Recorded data
++++++

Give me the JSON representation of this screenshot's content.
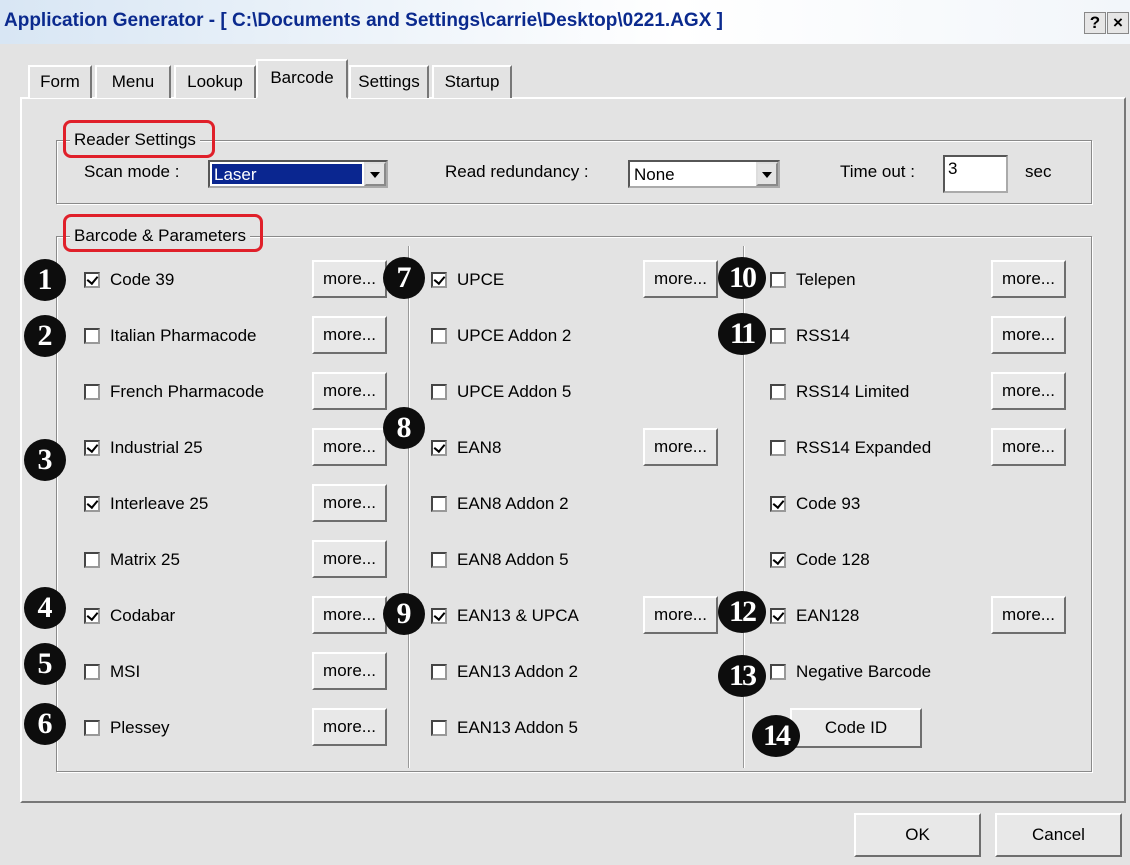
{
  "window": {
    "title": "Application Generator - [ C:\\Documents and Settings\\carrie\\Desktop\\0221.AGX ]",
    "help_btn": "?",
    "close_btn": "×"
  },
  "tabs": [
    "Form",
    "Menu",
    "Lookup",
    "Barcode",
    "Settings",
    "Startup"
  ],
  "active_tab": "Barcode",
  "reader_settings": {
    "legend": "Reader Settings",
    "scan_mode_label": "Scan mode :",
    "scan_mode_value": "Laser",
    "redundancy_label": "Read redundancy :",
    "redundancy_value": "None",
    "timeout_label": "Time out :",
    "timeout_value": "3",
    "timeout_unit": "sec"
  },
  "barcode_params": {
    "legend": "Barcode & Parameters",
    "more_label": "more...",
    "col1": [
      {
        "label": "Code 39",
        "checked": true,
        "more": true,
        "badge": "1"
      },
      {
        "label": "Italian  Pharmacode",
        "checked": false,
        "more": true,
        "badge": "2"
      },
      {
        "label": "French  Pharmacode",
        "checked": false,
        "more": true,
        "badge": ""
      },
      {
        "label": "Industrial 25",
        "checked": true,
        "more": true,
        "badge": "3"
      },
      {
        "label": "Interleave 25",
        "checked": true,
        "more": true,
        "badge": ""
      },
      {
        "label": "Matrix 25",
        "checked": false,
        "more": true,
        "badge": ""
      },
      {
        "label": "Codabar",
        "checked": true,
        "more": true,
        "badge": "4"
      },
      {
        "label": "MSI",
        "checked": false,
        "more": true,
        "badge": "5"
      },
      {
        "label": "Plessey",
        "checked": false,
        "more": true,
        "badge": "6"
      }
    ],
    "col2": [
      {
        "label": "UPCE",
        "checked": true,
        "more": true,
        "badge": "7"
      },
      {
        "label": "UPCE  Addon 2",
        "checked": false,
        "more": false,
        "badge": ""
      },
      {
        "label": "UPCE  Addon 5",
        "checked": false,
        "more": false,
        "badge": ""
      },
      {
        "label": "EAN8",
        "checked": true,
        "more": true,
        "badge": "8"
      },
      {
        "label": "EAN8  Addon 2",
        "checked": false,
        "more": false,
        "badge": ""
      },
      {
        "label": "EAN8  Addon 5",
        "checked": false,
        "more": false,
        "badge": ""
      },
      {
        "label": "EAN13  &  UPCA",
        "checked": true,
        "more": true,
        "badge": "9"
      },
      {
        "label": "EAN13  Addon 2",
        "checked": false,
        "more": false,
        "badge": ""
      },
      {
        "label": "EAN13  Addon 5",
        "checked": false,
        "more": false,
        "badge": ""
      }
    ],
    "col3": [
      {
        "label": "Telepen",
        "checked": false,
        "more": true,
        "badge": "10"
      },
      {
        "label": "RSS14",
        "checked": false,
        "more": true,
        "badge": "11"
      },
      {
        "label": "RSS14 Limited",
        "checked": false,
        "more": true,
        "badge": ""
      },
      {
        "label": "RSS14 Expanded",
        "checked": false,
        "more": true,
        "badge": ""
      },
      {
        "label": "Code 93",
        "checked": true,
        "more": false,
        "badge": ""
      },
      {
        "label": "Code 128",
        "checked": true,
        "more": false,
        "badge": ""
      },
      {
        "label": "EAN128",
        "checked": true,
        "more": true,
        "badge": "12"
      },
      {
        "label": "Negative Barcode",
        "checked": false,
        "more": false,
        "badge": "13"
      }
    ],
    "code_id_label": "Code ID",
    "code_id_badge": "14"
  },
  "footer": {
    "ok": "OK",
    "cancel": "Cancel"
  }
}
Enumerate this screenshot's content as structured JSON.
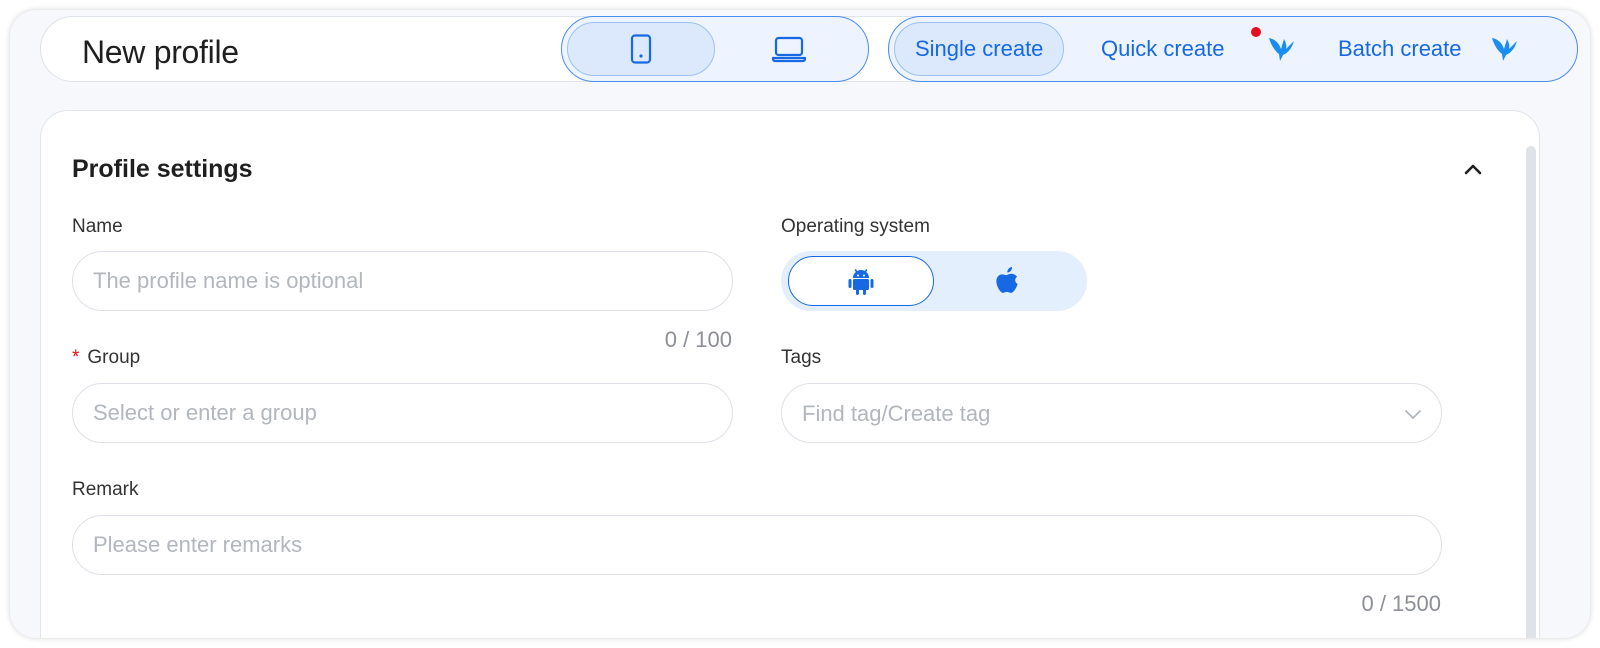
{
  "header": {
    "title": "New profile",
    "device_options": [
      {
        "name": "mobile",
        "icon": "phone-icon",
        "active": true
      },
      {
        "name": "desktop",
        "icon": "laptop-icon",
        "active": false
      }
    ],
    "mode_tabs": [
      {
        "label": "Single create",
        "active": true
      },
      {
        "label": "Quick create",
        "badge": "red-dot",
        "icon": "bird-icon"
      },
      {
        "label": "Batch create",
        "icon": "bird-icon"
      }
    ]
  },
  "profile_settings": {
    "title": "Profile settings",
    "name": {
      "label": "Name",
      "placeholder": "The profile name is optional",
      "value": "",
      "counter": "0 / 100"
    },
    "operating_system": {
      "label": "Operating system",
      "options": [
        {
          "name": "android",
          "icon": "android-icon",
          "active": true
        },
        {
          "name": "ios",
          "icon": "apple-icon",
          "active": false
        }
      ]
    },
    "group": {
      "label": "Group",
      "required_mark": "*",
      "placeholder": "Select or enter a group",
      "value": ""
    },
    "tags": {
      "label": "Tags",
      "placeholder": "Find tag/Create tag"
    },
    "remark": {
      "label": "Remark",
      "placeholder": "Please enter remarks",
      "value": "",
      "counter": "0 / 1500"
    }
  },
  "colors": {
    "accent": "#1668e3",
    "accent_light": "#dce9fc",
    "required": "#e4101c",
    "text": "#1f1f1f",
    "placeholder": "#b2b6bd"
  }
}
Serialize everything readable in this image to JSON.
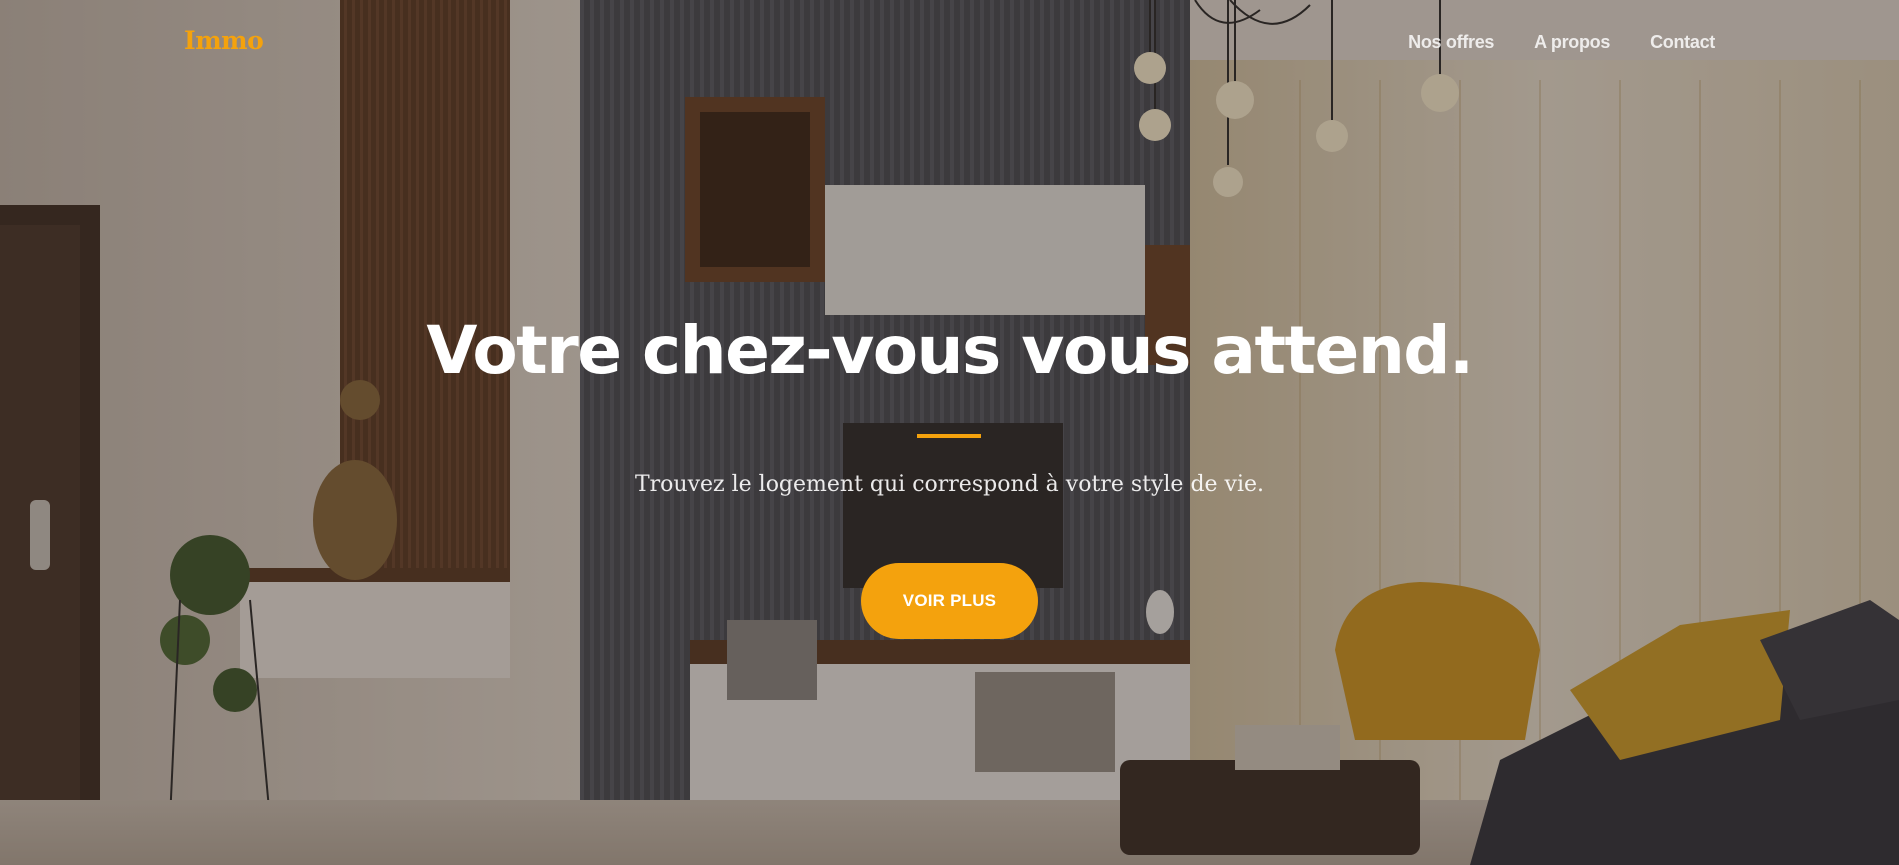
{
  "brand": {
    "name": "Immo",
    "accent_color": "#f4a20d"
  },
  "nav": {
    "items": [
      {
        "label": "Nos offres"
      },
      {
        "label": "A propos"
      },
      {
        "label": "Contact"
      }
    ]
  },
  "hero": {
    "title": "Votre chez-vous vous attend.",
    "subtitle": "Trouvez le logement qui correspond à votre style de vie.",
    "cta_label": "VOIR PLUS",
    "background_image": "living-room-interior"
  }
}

++++++

Gather each line that holds "icon".

SOLUTION FOR THIS EXERCISE
        "icon": "phone-icon",
        "icon": "laptop-icon",
        "icon": "bird-icon"
        "icon": "bird-icon"
          "icon": "android-icon",
          "icon": "apple-icon",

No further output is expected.